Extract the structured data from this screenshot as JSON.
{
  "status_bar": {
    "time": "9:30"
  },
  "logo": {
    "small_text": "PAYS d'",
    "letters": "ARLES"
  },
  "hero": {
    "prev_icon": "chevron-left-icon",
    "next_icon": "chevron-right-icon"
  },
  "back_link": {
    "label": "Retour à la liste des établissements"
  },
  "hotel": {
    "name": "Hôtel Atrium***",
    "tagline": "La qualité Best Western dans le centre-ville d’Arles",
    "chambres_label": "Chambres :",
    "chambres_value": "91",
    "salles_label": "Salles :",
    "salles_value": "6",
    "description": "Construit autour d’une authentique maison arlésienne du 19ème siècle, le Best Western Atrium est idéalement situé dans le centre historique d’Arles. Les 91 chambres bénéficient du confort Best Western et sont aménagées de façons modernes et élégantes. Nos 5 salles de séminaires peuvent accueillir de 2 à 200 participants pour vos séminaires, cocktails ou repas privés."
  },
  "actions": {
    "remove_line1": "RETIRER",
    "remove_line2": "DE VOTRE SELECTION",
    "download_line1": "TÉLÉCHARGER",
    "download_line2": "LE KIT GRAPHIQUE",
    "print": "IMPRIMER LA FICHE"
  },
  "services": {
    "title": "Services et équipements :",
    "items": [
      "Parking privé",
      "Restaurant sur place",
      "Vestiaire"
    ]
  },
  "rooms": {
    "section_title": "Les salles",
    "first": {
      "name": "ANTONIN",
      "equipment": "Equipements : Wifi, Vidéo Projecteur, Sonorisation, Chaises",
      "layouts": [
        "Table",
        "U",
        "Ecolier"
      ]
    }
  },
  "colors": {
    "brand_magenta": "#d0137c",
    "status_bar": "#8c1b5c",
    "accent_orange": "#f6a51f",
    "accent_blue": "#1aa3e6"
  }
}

* * * * * * *

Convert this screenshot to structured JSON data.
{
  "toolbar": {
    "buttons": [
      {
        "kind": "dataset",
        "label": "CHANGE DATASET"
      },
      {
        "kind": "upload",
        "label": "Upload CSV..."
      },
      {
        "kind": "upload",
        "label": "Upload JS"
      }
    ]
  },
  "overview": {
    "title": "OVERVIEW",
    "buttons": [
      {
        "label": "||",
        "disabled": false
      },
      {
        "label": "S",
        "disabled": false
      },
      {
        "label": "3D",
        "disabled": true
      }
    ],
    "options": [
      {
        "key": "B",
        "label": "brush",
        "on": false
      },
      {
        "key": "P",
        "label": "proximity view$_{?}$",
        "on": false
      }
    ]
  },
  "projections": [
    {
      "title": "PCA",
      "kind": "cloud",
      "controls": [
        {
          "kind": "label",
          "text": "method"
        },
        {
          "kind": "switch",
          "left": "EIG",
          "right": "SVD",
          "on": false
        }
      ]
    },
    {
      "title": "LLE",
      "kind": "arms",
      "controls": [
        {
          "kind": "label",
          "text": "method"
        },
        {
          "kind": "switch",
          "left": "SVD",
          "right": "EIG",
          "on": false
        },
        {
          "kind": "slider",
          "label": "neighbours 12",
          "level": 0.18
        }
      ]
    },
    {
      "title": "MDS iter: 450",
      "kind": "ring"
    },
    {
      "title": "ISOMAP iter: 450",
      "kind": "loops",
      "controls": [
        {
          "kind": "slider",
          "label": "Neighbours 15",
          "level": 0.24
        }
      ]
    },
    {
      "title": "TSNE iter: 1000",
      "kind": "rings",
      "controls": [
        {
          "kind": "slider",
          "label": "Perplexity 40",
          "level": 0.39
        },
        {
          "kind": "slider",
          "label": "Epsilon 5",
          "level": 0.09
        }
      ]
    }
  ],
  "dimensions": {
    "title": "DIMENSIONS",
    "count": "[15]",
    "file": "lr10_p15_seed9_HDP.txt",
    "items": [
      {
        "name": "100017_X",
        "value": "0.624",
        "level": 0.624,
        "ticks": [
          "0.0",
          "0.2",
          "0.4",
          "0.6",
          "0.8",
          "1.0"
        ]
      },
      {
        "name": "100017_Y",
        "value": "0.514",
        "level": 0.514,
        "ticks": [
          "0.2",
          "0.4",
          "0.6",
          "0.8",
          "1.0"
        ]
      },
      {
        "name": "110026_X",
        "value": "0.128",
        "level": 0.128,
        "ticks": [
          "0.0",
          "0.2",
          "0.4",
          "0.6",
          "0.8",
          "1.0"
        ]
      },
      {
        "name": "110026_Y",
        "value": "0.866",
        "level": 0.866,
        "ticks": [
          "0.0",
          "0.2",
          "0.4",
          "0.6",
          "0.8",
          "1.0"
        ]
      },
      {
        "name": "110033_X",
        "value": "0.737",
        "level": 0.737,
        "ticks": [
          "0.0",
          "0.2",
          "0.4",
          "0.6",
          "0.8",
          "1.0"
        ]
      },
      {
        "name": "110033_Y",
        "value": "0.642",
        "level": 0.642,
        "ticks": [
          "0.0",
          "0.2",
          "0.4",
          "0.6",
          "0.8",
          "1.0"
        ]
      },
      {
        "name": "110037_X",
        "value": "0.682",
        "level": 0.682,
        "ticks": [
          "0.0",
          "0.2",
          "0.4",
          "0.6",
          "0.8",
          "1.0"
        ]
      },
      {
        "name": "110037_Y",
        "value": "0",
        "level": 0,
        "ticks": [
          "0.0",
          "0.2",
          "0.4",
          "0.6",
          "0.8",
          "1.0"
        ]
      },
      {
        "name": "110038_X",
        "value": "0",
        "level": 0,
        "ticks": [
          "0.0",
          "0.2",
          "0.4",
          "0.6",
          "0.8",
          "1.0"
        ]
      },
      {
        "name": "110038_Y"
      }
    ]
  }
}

* * * * * * *

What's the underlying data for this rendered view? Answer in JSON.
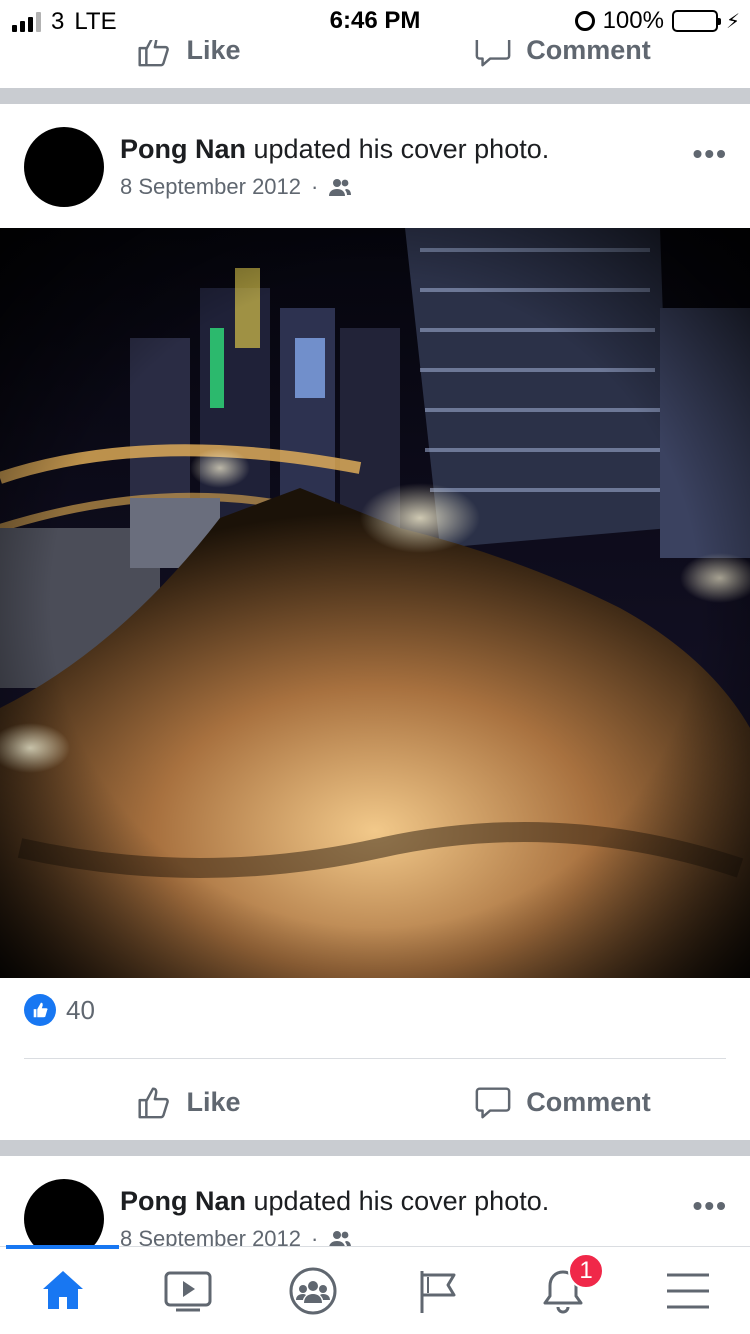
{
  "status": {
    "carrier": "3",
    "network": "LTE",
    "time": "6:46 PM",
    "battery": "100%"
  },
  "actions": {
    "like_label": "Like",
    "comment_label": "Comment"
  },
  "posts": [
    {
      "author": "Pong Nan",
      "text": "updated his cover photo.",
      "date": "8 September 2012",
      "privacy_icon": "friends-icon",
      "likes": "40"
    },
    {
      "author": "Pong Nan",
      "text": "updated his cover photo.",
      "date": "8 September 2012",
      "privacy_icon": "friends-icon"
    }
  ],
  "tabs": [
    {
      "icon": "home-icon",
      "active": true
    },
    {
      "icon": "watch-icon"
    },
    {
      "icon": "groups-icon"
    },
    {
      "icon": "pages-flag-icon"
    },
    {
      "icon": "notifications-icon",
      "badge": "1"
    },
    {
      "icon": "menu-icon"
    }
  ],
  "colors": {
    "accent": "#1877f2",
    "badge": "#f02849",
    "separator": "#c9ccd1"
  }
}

* * * * * * *

- [Task requirements]
From the material above, count the lines that include "friends" and give only the total.

- [Reply to the exercise]
2